◆ Stated goal:
Give the entries back exactly, dropping each image.

◆ Excerpted data:
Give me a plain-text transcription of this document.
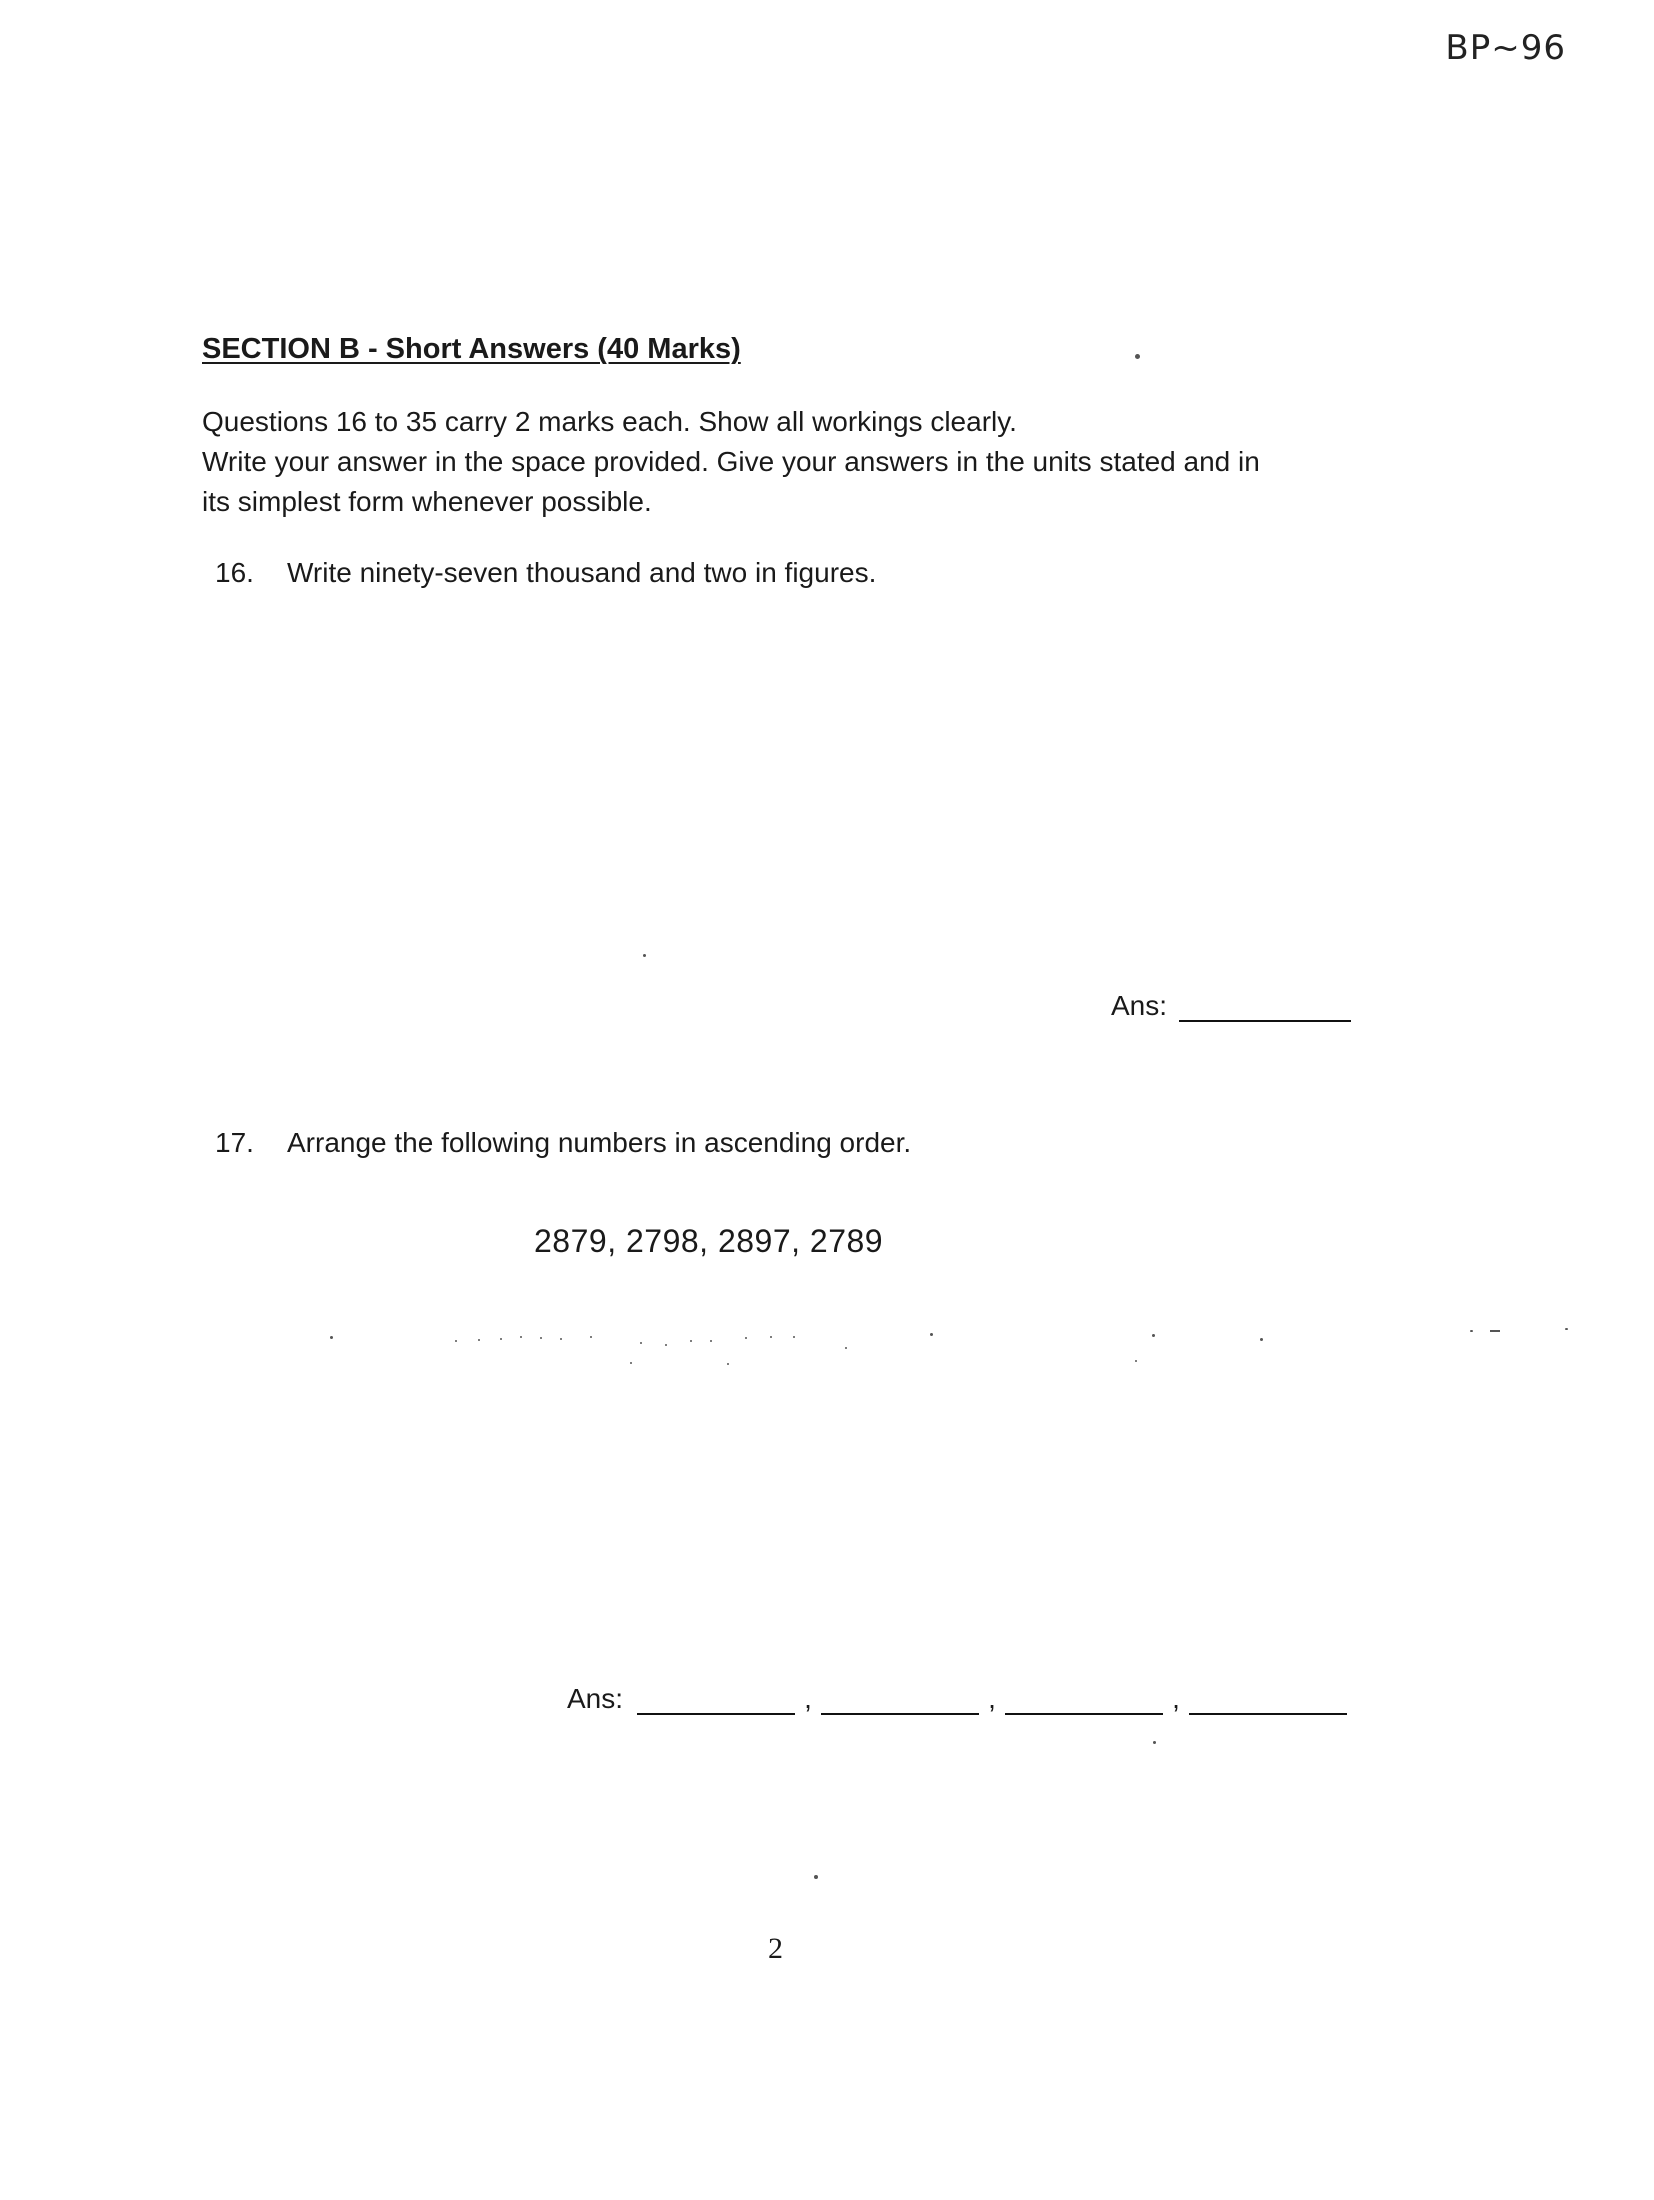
BP~96
SECTION B - Short Answers (40 Marks)

Questions 16 to 35 carry 2 marks each. Show all workings clearly.

Write your answer in the space provided. Give your answers in the units stated and in

its simplest form whenever possible.

16.	Write ninety-seven thousand and two in figures.
Ans:
17.	Arrange the following numbers in ascending order.
2879, 2798, 2897, 2789
Ans:	,	,	,
2
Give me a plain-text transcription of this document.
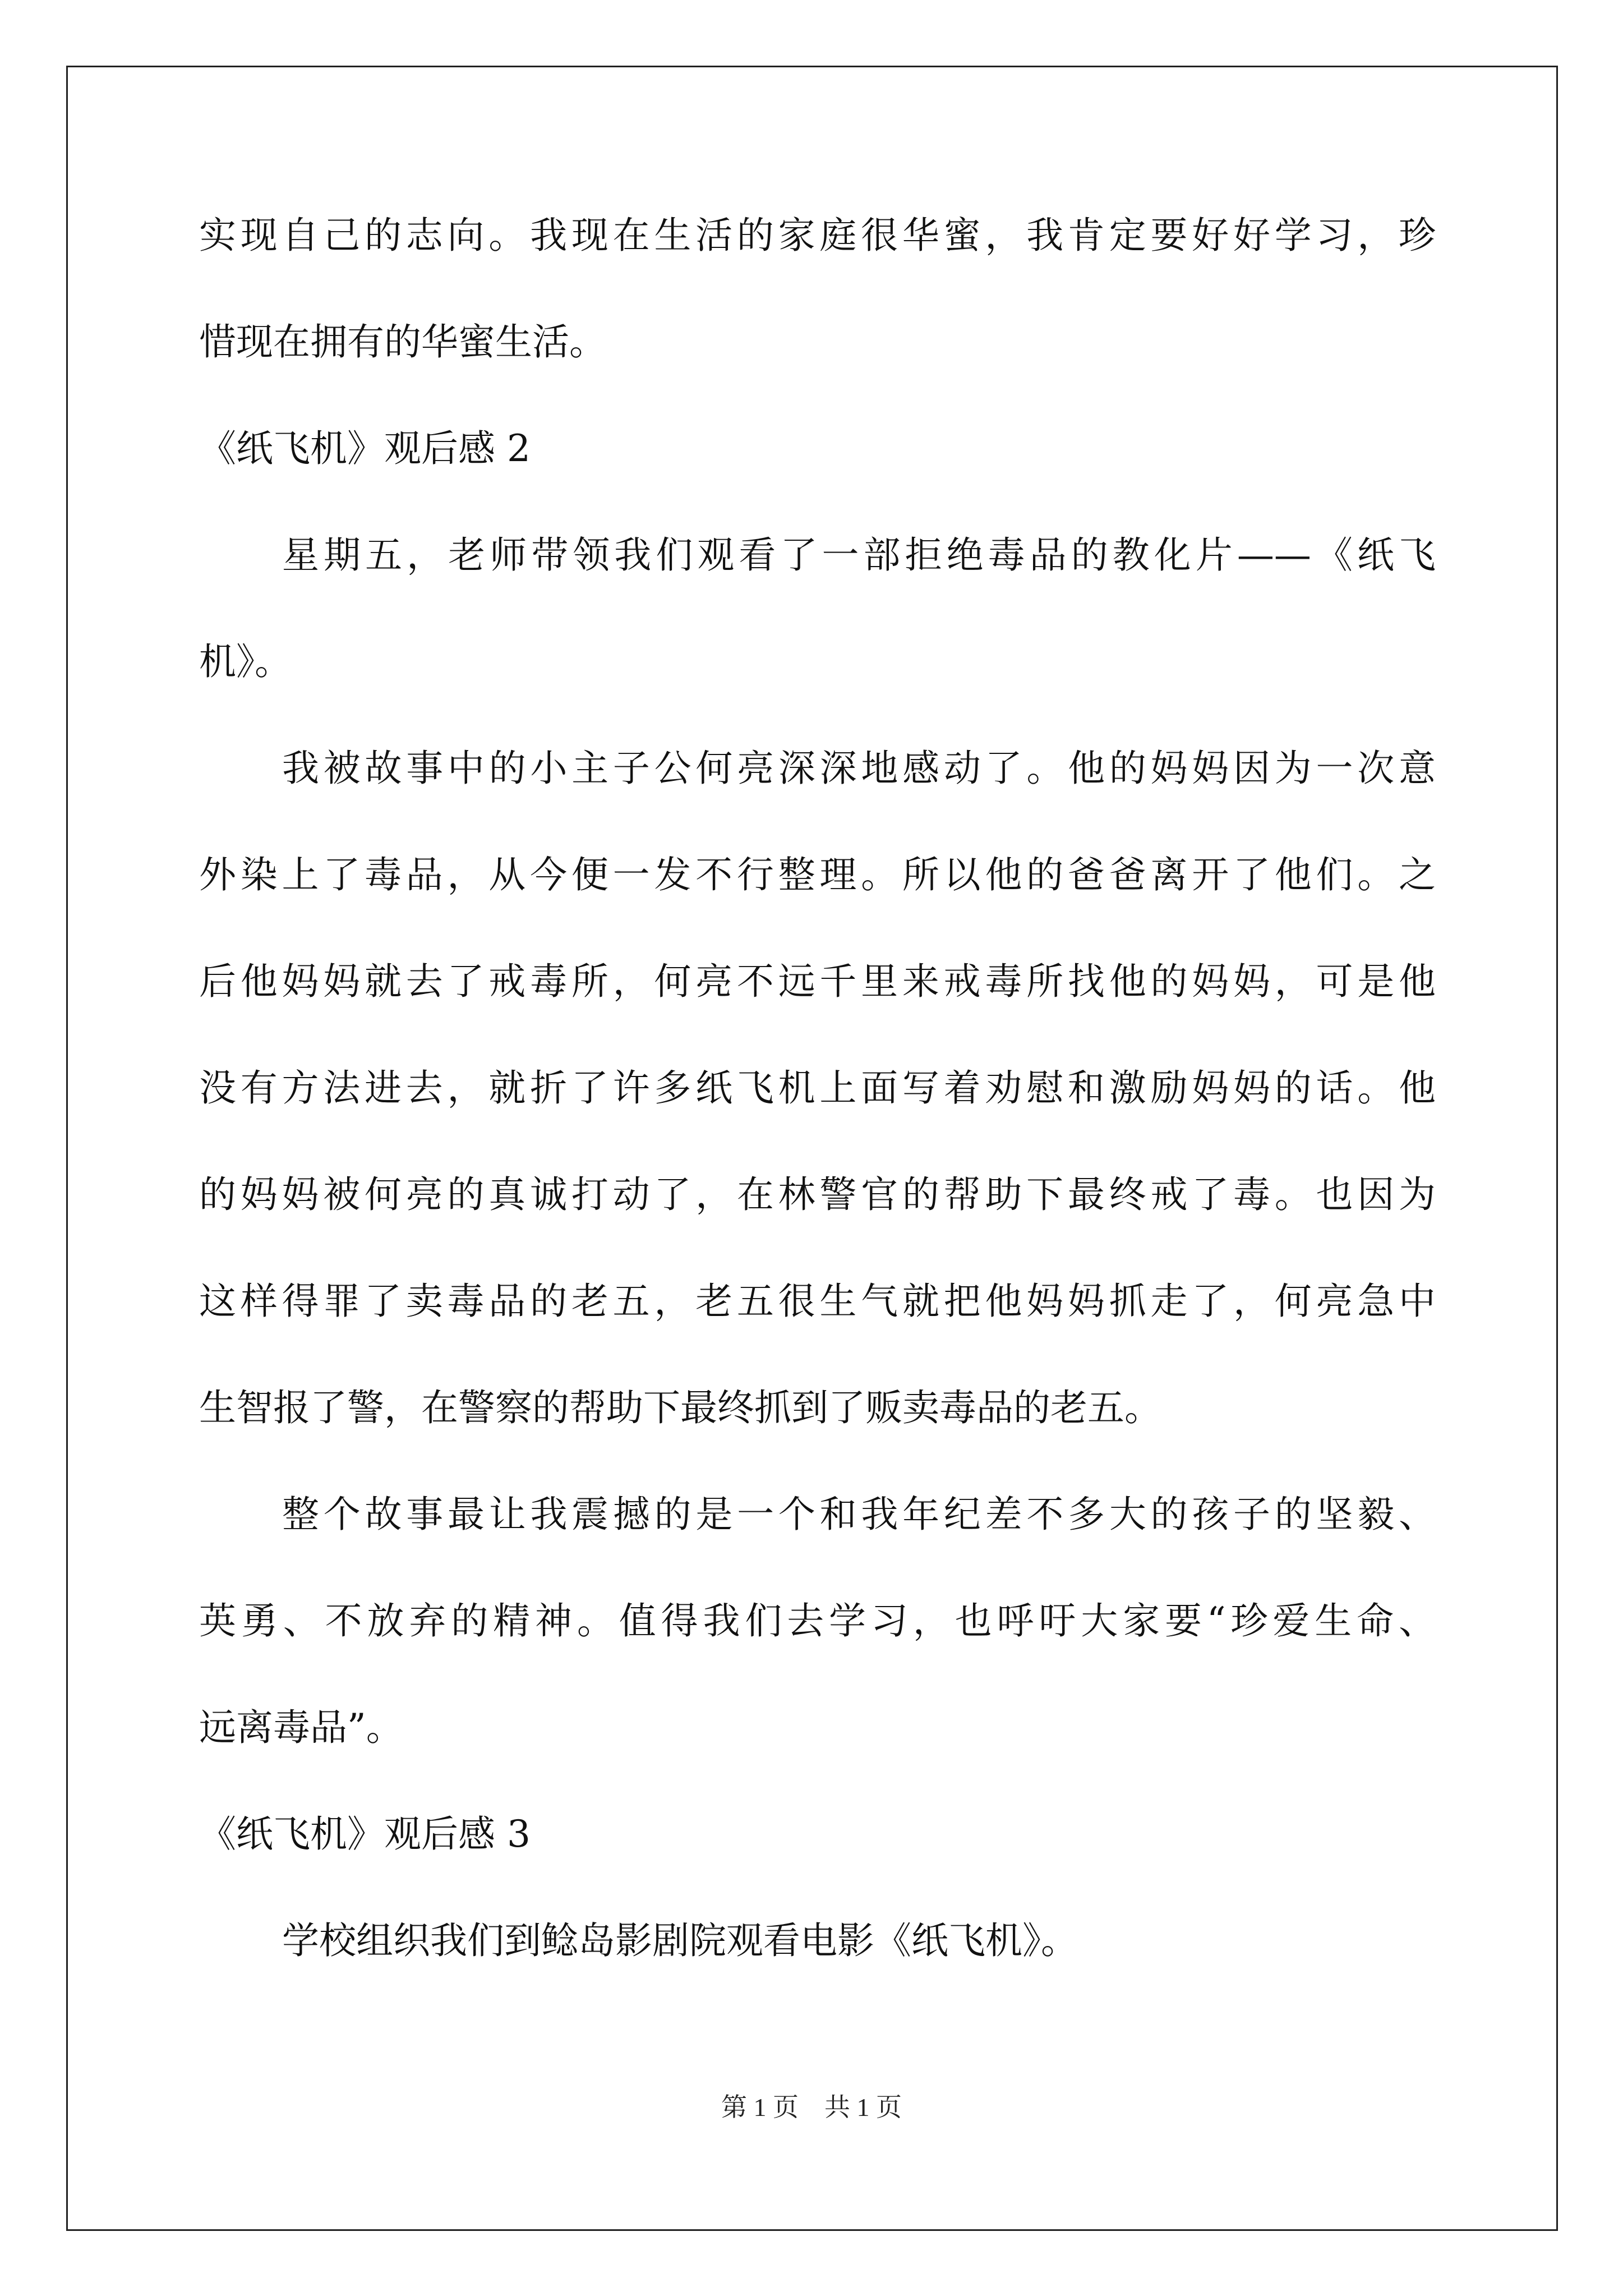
实现自己的志向。我现在生活的家庭很华蜜，我肯定要好好学习，珍
惜现在拥有的华蜜生活。
《纸飞机》观后感 2
星期五，老师带领我们观看了一部拒绝毒品的教化片——《纸飞
机》。
我被故事中的小主子公何亮深深地感动了。他的妈妈因为一次意
外染上了毒品，从今便一发不行整理。所以他的爸爸离开了他们。之
后他妈妈就去了戒毒所，何亮不远千里来戒毒所找他的妈妈，可是他
没有方法进去，就折了许多纸飞机上面写着劝慰和激励妈妈的话。他
的妈妈被何亮的真诚打动了，在林警官的帮助下最终戒了毒。也因为
这样得罪了卖毒品的老五，老五很生气就把他妈妈抓走了，何亮急中
生智报了警，在警察的帮助下最终抓到了贩卖毒品的老五。
整个故事最让我震撼的是一个和我年纪差不多大的孩子的坚毅、
英勇、不放弃的精神。值得我们去学习，也呼吁大家要“珍爱生命、
远离毒品”。
《纸飞机》观后感 3
学校组织我们到鲶岛影剧院观看电影《纸飞机》。
第 1 页　共 1 页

◆ Exercise result:
Give me a plain-text transcription of this document.
BP~96
SECTION B - Short Answers (40 Marks)

Questions 16 to 35 carry 2 marks each. Show all workings clearly.

Write your answer in the space provided. Give your answers in the units stated and in

its simplest form whenever possible.

16.	Write ninety-seven thousand and two in figures.
Ans:
17.	Arrange the following numbers in ascending order.
2879, 2798, 2897, 2789
Ans:	,	,	,
2
Give me a plain-text transcription of this document.
实现自己的志向。我现在生活的家庭很华蜜，我肯定要好好学习，珍
惜现在拥有的华蜜生活。
《纸飞机》观后感 2
星期五，老师带领我们观看了一部拒绝毒品的教化片——《纸飞
机》。
我被故事中的小主子公何亮深深地感动了。他的妈妈因为一次意
外染上了毒品，从今便一发不行整理。所以他的爸爸离开了他们。之
后他妈妈就去了戒毒所，何亮不远千里来戒毒所找他的妈妈，可是他
没有方法进去，就折了许多纸飞机上面写着劝慰和激励妈妈的话。他
的妈妈被何亮的真诚打动了，在林警官的帮助下最终戒了毒。也因为
这样得罪了卖毒品的老五，老五很生气就把他妈妈抓走了，何亮急中
生智报了警，在警察的帮助下最终抓到了贩卖毒品的老五。
整个故事最让我震撼的是一个和我年纪差不多大的孩子的坚毅、
英勇、不放弃的精神。值得我们去学习，也呼吁大家要“珍爱生命、
远离毒品”。
《纸飞机》观后感 3
学校组织我们到鲶岛影剧院观看电影《纸飞机》。
第 1 页　共 1 页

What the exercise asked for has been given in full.